--- BEGIN Input ---
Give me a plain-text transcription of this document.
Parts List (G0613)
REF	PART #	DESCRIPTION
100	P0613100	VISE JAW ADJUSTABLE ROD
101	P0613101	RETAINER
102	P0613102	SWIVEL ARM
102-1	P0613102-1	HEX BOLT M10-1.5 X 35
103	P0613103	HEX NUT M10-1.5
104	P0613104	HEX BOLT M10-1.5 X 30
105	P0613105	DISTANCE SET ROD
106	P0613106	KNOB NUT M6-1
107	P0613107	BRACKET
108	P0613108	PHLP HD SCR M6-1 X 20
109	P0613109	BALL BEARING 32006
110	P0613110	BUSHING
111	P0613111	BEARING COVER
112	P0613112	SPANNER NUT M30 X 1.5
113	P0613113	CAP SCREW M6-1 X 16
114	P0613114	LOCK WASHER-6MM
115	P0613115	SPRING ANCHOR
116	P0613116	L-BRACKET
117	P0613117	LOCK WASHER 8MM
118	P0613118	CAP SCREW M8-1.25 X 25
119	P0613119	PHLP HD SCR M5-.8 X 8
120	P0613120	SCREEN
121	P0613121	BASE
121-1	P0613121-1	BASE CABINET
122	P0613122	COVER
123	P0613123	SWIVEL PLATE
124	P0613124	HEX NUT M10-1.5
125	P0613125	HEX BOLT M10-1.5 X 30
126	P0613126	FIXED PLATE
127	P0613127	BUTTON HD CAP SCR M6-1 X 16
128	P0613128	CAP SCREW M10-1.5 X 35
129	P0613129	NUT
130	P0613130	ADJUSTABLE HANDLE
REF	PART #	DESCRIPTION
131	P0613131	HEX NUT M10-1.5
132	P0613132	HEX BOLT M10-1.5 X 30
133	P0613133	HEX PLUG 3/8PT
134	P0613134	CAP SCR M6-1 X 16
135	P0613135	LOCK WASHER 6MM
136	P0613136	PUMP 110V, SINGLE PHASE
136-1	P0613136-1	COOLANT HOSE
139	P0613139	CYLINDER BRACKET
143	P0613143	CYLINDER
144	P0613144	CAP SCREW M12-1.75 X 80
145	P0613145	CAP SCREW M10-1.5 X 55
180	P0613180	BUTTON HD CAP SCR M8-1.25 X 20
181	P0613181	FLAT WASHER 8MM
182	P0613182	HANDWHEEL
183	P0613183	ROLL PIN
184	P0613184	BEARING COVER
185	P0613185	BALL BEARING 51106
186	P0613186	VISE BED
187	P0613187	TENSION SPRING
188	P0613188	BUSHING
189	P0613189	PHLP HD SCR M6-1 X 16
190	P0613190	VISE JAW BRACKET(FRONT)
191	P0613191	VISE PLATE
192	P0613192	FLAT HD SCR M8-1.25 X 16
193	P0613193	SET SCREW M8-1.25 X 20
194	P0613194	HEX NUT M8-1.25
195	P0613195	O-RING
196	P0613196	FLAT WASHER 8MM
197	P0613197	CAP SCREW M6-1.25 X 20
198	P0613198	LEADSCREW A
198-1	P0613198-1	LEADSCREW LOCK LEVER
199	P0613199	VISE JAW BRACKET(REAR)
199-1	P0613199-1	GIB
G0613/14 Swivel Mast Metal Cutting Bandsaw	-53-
--- END Input ---
◆ Task directions
Select all lines in the listing that include the word "ADJUSTABLE".

◆ The reply
100	P0613100	VISE JAW ADJUSTABLE ROD
130	P0613130	ADJUSTABLE HANDLE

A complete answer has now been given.